** START OF Data supplied **
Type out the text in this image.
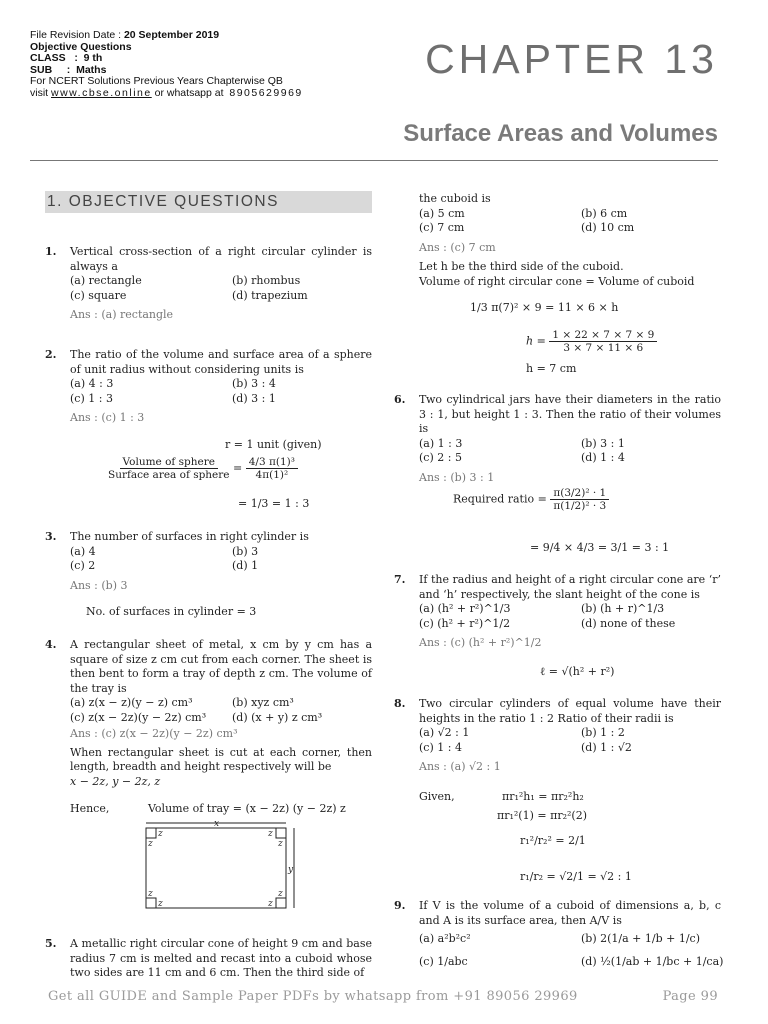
File Revision Date : 20 September 2019
Objective Questions
CLASS   :  9 th
SUB     :  Maths
For NCERT Solutions Previous Years Chapterwise QB
visit www.cbse.online or whatsapp at  8905629969
CHAPTER 13
Surface Areas and Volumes
1. OBJECTIVE QUESTIONS
1. Vertical cross-section of a right circular cylinder is always a
(a) rectangle	(b) rhombus
(c) square	(d) trapezium
Ans : (a) rectangle
2. The ratio of the volume and surface area of a sphere of unit radius without considering units is
(a) 4 : 3	(b) 3 : 4
(c) 1 : 3	(d) 3 : 1
Ans : (c) 1 : 3
r = 1 unit (given)
$\frac{\text{Volume of sphere}}{\text{Surface area of sphere}} = \frac{\text{4/3 π(1)³}}{\text{4π(1)²}}$
= 1/3 = 1 : 3
3. The number of surfaces in right cylinder is
(a) 4	(b) 3
(c) 2	(d) 1
Ans : (b) 3
No. of surfaces in cylinder = 3
4. A rectangular sheet of metal, x cm by y cm has a square of size z cm cut from each corner. The sheet is then bent to form a tray of depth z cm. The volume of the tray is
(a) z(x − z)(y − z) cm³	(b) xyz cm³
(c) z(x − 2z)(y − 2z) cm³	(d) (x + y) z cm³
Ans : (c) z(x − 2z)(y − 2z) cm³
When rectangular sheet is cut at each corner, then length, breadth and height respectively will be
x − 2z, y − 2z, z
Hence,	Volume of tray = (x − 2z) (y − 2z) z
x
y
z
z
z
z
z
z
z
z
5. A metallic right circular cone of height 9 cm and base radius 7 cm is melted and recast into a cuboid whose two sides are 11 cm and 6 cm. Then the third side of
the cuboid is
(a) 5 cm	(b) 6 cm
(c) 7 cm	(d) 10 cm
Ans : (c) 7 cm
Let h be the third side of the cuboid.
Volume of right circular cone = Volume of cuboid
1/3 π(7)² × 9 = 11 × 6 × h
$h = \frac{1 \times 22 \times 7 \times 7 \times 9}{3 \times 7 \times 11 \times 6}$
h = 7 cm
6. Two cylindrical jars have their diameters in the ratio 3 : 1, but height 1 : 3. Then the ratio of their volumes is
(a) 1 : 3	(b) 3 : 1
(c) 2 : 5	(d) 1 : 4
Ans : (b) 3 : 1
Required ratio = $\frac{\text{π(3/2)² · 1}}{\text{π(1/2)² · 3}}$
= 9/4 × 4/3 = 3/1 = 3 : 1
7. If the radius and height of a right circular cone are ‘r’ and ‘h’ respectively, the slant height of the cone is
(a) (h² + r²)^1/3	(b) (h + r)^1/3
(c) (h² + r²)^1/2	(d) none of these
Ans : (c) (h² + r²)^1/2
ℓ = √(h² + r²)
8. Two circular cylinders of equal volume have their heights in the ratio 1 : 2 Ratio of their radii is
(a) √2 : 1	(b) 1 : 2
(c) 1 : 4	(d) 1 : √2
Ans : (a) √2 : 1
Given,	πr₁²h₁ = πr₂²h₂
πr₁²(1) = πr₂²(2)
r₁²/r₂² = 2/1
r₁/r₂ = √2/1 = √2 : 1
9. If V is the volume of a cuboid of dimensions a, b, c and A is its surface area, then A/V is
(a) a²b²c²	(b) 2(1/a + 1/b + 1/c)
(c) 1/abc	(d) ½(1/ab + 1/bc + 1/ca)
Get all GUIDE and Sample Paper PDFs by whatsapp from +91 89056 29969	Page 99
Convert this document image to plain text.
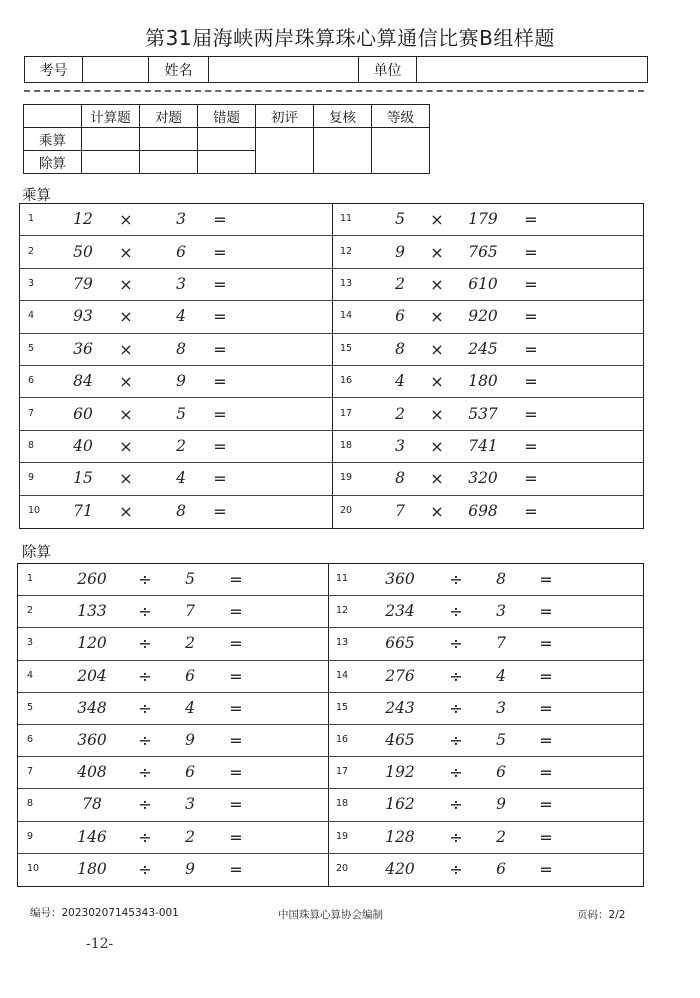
第31届海峡两岸珠算珠心算通信比赛B组样题
考号	姓名	单位
	计算题	对题	错题	初评	复核	等级
乘算						
除算						
乘算
1	12	×	3	=
2	50	×	6	=
3	79	×	3	=
4	93	×	4	=
5	36	×	8	=
6	84	×	9	=
7	60	×	5	=
8	40	×	2	=
9	15	×	4	=
10	71	×	8	=
11	5	×	179	=
12	9	×	765	=
13	2	×	610	=
14	6	×	920	=
15	8	×	245	=
16	4	×	180	=
17	2	×	537	=
18	3	×	741	=
19	8	×	320	=
20	7	×	698	=
除算
1	260	÷	5	=
2	133	÷	7	=
3	120	÷	2	=
4	204	÷	6	=
5	348	÷	4	=
6	360	÷	9	=
7	408	÷	6	=
8	78	÷	3	=
9	146	÷	2	=
10	180	÷	9	=
11	360	÷	8	=
12	234	÷	3	=
13	665	÷	7	=
14	276	÷	4	=
15	243	÷	3	=
16	465	÷	5	=
17	192	÷	6	=
18	162	÷	9	=
19	128	÷	2	=
20	420	÷	6	=
编号：20230207145343-001	中国珠算心算协会编制	页码：2/2
-12-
** END OF Data supplied **
Challenge:
Check every line of the data above for the string "this", and copy those that have it.

Task result:
Type out the text in this image.
Convert this document image to plain text.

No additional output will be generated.